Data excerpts
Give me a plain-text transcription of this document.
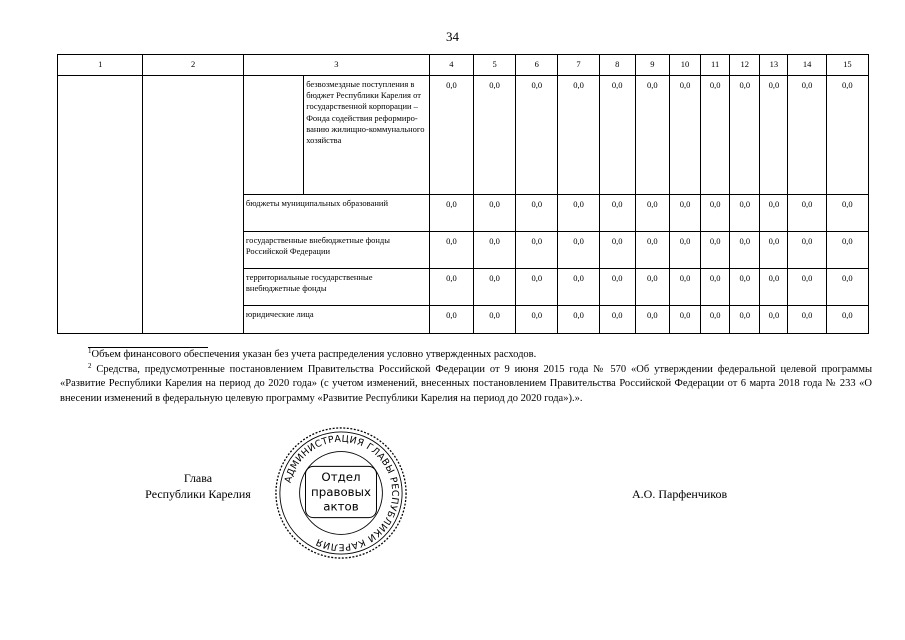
34
1	2	3		4	5	6	7	8	9	10	11	12	13	14	15
			безвозмездные поступления в бюджет Республики Карелия от государственной корпорации – Фонда содействия реформиро-ванию жилищно-коммунального хозяйства	0,0	0,0	0,0	0,0	0,0	0,0	0,0	0,0	0,0	0,0	0,0	0,0
		бюджеты муниципальных образований		0,0	0,0	0,0	0,0	0,0	0,0	0,0	0,0	0,0	0,0	0,0	0,0
		государственные внебюджетные фонды Российской Федерации		0,0	0,0	0,0	0,0	0,0	0,0	0,0	0,0	0,0	0,0	0,0	0,0
		территориальные государственные внебюджетные фонды		0,0	0,0	0,0	0,0	0,0	0,0	0,0	0,0	0,0	0,0	0,0	0,0
		юридические лица		0,0	0,0	0,0	0,0	0,0	0,0	0,0	0,0	0,0	0,0	0,0	0,0

$^1$Объем финансового обеспечения указан без учета распределения условно утвержденных расходов.

$^2$ Средства, предусмотренные постановлением Правительства Российской Федерации от 9 июня 2015 года № 570 «Об утверждении федеральной целевой программы «Развитие Республики Карелия на период до 2020 года» (с учетом изменений, внесенных постановлением Правительства Российской Федерации от 6 марта 2018 года № 233 «О внесении изменений в федеральную целевую программу «Развитие Республики Карелия на период до 2020 года»).».

Глава
Республики Карелия
АДМИНИСТРАЦИЯ ГЛАВЫ РЕСПУБЛИКИ КАРЕЛИЯ
Отдел
правовых
актов
А.О. Парфенчиков
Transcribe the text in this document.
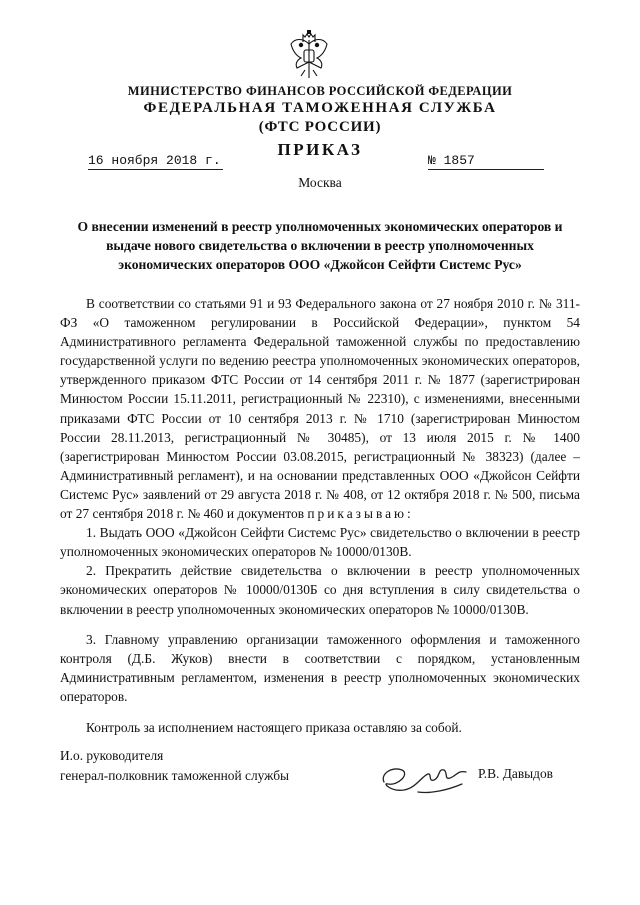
МИНИСТЕРСТВО ФИНАНСОВ РОССИЙСКОЙ ФЕДЕРАЦИИ
ФЕДЕРАЛЬНАЯ ТАМОЖЕННАЯ СЛУЖБА
(ФТС РОССИИ)
ПРИКАЗ
16 ноября 2018 г.	№ 1857
Москва

О внесении изменений в реестр уполномоченных экономических операторов и выдаче нового свидетельства о включении в реестр уполномоченных экономических операторов ООО «Джойсон Сейфти Системс Рус»

В соответствии со статьями 91 и 93 Федерального закона от 27 ноября 2010 г. № 311-ФЗ «О таможенном регулировании в Российской Федерации», пунктом 54 Административного регламента Федеральной таможенной службы по предоставлению государственной услуги по ведению реестра уполномоченных экономических операторов, утвержденного приказом ФТС России от 14 сентября 2011 г. № 1877 (зарегистрирован Минюстом России 15.11.2011, регистрационный № 22310), с изменениями, внесенными приказами ФТС России от 10 сентября 2013 г. № 1710 (зарегистрирован Минюстом России 28.11.2013, регистрационный № 30485), от 13 июля 2015 г. № 1400 (зарегистрирован Минюстом России 03.08.2015, регистрационный № 38323) (далее – Административный регламент), и на основании представленных ООО «Джойсон Сейфти Системс Рус» заявлений от 29 августа 2018 г. № 408, от 12 октября 2018 г. № 500, письма от 27 сентября 2018 г. № 460 и документов приказываю:

1. Выдать ООО «Джойсон Сейфти Системс Рус» свидетельство о включении в реестр уполномоченных экономических операторов № 10000/0130В.

2. Прекратить действие свидетельства о включении в реестр уполномоченных экономических операторов № 10000/0130Б со дня вступления в силу свидетельства о включении в реестр уполномоченных экономических операторов № 10000/0130В.

3. Главному управлению организации таможенного оформления и таможенного контроля (Д.Б. Жуков) внести в соответствии с порядком, установленным Административным регламентом, изменения в реестр уполномоченных экономических операторов.

Контроль за исполнением настоящего приказа оставляю за собой.

И.о. руководителя
генерал-полковник таможенной службы	Р.В. Давыдов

What you should do:
Without the pictures, restate all the entries above exactly.

Exercise response:
Give me a plain-text transcription of this document.
34
1	2	3		4	5	6	7	8	9	10	11	12	13	14	15
			безвозмездные поступления в бюджет Республики Карелия от государственной корпорации – Фонда содействия реформиро-ванию жилищно-коммунального хозяйства	0,0	0,0	0,0	0,0	0,0	0,0	0,0	0,0	0,0	0,0	0,0	0,0
		бюджеты муниципальных образований		0,0	0,0	0,0	0,0	0,0	0,0	0,0	0,0	0,0	0,0	0,0	0,0
		государственные внебюджетные фонды Российской Федерации		0,0	0,0	0,0	0,0	0,0	0,0	0,0	0,0	0,0	0,0	0,0	0,0
		территориальные государственные внебюджетные фонды		0,0	0,0	0,0	0,0	0,0	0,0	0,0	0,0	0,0	0,0	0,0	0,0
		юридические лица		0,0	0,0	0,0	0,0	0,0	0,0	0,0	0,0	0,0	0,0	0,0	0,0

$^1$Объем финансового обеспечения указан без учета распределения условно утвержденных расходов.

$^2$ Средства, предусмотренные постановлением Правительства Российской Федерации от 9 июня 2015 года № 570 «Об утверждении федеральной целевой программы «Развитие Республики Карелия на период до 2020 года» (с учетом изменений, внесенных постановлением Правительства Российской Федерации от 6 марта 2018 года № 233 «О внесении изменений в федеральную целевую программу «Развитие Республики Карелия на период до 2020 года»).».

Глава
Республики Карелия
АДМИНИСТРАЦИЯ ГЛАВЫ РЕСПУБЛИКИ КАРЕЛИЯ
Отдел
правовых
актов
А.О. Парфенчиков
Transcribe the text in this document.
МИНИСТЕРСТВО ФИНАНСОВ РОССИЙСКОЙ ФЕДЕРАЦИИ
ФЕДЕРАЛЬНАЯ ТАМОЖЕННАЯ СЛУЖБА
(ФТС РОССИИ)
ПРИКАЗ
16 ноября 2018 г.	№ 1857
Москва

О внесении изменений в реестр уполномоченных экономических операторов и выдаче нового свидетельства о включении в реестр уполномоченных экономических операторов ООО «Джойсон Сейфти Системс Рус»

В соответствии со статьями 91 и 93 Федерального закона от 27 ноября 2010 г. № 311-ФЗ «О таможенном регулировании в Российской Федерации», пунктом 54 Административного регламента Федеральной таможенной службы по предоставлению государственной услуги по ведению реестра уполномоченных экономических операторов, утвержденного приказом ФТС России от 14 сентября 2011 г. № 1877 (зарегистрирован Минюстом России 15.11.2011, регистрационный № 22310), с изменениями, внесенными приказами ФТС России от 10 сентября 2013 г. № 1710 (зарегистрирован Минюстом России 28.11.2013, регистрационный № 30485), от 13 июля 2015 г. № 1400 (зарегистрирован Минюстом России 03.08.2015, регистрационный № 38323) (далее – Административный регламент), и на основании представленных ООО «Джойсон Сейфти Системс Рус» заявлений от 29 августа 2018 г. № 408, от 12 октября 2018 г. № 500, письма от 27 сентября 2018 г. № 460 и документов приказываю:

1. Выдать ООО «Джойсон Сейфти Системс Рус» свидетельство о включении в реестр уполномоченных экономических операторов № 10000/0130В.

2. Прекратить действие свидетельства о включении в реестр уполномоченных экономических операторов № 10000/0130Б со дня вступления в силу свидетельства о включении в реестр уполномоченных экономических операторов № 10000/0130В.

3. Главному управлению организации таможенного оформления и таможенного контроля (Д.Б. Жуков) внести в соответствии с порядком, установленным Административным регламентом, изменения в реестр уполномоченных экономических операторов.

Контроль за исполнением настоящего приказа оставляю за собой.

И.о. руководителя
генерал-полковник таможенной службы	Р.В. Давыдов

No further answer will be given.